_Work to be completed:_
From the listing below, extract each line containing the string "current".

_Dataset entries:_
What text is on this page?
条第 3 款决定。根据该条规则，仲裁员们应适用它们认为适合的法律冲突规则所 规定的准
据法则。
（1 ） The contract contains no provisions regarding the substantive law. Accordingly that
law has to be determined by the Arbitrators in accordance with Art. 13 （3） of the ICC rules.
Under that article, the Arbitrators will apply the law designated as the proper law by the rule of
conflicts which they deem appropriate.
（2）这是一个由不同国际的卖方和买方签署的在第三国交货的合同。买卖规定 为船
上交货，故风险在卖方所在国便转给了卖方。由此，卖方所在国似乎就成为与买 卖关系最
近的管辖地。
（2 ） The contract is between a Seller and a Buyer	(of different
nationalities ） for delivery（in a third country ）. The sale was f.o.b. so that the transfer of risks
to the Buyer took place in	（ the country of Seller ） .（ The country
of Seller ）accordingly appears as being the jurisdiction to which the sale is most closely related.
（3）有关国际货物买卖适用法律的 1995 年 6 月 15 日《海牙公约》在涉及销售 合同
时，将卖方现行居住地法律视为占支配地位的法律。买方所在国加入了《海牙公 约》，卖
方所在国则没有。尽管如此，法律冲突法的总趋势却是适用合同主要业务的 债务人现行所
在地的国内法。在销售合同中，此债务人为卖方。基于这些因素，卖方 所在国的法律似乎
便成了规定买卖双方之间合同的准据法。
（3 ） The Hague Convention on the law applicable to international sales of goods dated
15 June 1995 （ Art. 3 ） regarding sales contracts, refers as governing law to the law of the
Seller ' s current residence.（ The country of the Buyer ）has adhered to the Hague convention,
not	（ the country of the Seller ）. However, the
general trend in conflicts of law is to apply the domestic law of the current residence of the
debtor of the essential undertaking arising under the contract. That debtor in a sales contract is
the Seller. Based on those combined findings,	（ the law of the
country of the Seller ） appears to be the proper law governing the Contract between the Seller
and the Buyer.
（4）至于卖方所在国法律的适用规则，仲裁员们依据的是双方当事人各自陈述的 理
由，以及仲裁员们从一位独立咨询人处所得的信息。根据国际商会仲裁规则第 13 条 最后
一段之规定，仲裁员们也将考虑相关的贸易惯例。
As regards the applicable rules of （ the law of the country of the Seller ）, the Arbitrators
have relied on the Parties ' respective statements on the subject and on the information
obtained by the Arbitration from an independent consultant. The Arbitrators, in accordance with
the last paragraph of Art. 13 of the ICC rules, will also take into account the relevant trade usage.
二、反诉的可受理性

_Written answer:_
Seller ' s current residence.（ The country of the Buyer ）has adhered to the Hague convention,
general trend in conflicts of law is to apply the domestic law of the current residence of the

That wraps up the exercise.